(Data listing)
((

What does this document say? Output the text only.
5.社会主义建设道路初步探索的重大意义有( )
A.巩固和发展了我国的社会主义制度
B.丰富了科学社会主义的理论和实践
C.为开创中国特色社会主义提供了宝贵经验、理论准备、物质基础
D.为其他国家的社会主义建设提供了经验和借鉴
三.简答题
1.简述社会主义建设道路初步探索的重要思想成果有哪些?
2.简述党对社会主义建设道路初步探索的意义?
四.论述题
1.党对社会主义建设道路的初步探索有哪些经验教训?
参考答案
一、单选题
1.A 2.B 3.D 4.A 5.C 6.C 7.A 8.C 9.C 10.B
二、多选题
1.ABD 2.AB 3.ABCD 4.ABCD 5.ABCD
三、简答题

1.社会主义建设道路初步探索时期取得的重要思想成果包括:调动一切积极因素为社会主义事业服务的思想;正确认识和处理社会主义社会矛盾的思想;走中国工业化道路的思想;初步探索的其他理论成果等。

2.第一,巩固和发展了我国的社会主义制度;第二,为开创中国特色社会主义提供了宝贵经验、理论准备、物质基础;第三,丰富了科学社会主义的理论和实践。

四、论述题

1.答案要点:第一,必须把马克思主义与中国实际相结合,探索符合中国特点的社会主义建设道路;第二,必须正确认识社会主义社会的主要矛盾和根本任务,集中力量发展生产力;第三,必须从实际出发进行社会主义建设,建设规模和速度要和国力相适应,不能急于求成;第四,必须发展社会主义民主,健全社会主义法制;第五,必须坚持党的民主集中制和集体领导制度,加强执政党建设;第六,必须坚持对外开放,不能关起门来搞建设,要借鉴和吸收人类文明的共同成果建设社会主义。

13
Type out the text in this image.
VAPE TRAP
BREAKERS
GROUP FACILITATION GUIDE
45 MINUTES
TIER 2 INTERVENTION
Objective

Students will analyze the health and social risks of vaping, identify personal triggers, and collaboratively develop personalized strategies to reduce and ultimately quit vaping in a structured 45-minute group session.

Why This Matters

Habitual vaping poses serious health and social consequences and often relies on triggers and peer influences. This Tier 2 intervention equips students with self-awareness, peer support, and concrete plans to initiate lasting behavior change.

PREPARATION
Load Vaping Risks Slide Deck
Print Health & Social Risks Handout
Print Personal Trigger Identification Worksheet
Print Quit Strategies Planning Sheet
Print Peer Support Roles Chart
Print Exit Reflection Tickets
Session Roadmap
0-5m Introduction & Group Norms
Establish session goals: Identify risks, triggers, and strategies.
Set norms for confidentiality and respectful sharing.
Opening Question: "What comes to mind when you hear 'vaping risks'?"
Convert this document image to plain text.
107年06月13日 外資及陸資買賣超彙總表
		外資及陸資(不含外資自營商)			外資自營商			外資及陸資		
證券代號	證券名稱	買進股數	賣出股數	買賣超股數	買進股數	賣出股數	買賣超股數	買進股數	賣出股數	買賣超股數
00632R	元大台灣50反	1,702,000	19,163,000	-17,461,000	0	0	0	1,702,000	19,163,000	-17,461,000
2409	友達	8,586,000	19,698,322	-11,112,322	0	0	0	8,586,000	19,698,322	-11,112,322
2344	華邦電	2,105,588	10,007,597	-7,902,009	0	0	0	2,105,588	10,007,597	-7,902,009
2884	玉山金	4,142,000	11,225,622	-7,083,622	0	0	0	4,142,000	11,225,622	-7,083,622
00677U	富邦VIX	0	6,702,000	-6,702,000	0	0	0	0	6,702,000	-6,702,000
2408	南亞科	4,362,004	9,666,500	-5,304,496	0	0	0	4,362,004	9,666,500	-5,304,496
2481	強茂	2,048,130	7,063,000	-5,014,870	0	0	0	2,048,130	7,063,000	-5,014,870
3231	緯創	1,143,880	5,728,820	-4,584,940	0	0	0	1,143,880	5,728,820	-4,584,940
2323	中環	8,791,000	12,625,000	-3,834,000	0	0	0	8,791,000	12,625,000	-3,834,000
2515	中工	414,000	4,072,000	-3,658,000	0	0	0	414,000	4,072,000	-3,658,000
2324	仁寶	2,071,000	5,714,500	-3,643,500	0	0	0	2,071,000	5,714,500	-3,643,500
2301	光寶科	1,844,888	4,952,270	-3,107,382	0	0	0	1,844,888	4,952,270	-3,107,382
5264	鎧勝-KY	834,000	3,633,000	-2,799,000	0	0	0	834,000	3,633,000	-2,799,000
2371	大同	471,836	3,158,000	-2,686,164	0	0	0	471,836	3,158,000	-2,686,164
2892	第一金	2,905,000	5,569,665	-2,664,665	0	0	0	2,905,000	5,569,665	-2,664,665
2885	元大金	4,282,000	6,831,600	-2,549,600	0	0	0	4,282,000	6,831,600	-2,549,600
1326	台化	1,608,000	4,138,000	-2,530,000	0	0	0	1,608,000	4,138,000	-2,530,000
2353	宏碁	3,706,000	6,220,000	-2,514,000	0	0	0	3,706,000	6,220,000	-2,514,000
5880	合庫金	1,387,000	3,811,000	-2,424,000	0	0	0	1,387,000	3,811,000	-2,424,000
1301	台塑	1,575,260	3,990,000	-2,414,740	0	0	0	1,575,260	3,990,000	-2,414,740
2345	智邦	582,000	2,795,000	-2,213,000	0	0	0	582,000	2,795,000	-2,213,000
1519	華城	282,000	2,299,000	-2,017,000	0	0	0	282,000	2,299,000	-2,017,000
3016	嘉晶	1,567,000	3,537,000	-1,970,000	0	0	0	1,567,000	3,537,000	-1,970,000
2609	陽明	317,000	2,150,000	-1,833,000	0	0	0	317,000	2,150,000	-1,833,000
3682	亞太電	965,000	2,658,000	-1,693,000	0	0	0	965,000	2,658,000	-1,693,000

))

● Written task
State, as a bare number, how many lines of the listing hold the word "What".

● Worked solution
2